» **Given task**: Reply with one number: the count of lines in the data that hold the string "dziedzinowa".

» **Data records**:
################

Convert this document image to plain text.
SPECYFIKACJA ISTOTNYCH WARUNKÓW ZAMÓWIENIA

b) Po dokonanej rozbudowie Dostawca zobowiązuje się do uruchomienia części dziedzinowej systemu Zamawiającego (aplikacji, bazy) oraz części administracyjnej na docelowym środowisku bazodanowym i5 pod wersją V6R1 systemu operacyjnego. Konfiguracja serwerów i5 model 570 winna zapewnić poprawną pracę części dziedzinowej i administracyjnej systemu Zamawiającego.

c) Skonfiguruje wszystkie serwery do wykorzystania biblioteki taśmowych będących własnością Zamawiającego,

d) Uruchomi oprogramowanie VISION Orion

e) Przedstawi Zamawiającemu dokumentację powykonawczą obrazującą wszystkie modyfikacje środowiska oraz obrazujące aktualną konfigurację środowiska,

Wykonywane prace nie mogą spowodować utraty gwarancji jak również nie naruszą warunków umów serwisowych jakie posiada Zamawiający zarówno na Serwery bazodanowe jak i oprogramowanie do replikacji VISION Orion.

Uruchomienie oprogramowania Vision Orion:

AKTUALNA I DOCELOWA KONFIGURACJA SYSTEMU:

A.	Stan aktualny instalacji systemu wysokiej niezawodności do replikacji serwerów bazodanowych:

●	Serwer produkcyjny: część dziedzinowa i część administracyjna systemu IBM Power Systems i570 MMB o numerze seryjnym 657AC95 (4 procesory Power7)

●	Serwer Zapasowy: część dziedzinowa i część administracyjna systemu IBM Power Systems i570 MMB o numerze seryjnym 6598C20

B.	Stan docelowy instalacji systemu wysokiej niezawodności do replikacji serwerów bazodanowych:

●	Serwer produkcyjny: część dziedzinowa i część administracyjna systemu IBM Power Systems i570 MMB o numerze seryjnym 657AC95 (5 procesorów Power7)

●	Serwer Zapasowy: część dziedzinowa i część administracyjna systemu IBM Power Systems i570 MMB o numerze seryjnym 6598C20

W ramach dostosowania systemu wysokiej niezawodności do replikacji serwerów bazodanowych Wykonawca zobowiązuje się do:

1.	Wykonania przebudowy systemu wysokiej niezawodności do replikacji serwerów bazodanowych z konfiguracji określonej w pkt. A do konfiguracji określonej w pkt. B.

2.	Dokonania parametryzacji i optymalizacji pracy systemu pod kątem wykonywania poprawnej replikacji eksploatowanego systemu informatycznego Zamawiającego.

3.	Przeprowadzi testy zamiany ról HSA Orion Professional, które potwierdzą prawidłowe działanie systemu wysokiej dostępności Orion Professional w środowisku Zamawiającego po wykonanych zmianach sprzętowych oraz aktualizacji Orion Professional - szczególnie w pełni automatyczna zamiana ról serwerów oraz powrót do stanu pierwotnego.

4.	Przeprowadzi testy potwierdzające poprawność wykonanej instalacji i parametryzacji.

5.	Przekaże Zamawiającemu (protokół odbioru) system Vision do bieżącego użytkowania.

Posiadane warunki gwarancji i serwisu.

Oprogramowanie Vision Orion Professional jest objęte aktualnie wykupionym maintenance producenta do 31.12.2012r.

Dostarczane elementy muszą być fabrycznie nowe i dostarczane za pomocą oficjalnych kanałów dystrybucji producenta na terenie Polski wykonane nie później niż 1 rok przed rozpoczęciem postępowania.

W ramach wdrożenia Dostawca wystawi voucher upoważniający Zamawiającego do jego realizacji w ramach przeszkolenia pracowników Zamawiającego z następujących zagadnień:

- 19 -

################

» **Finished task**: 4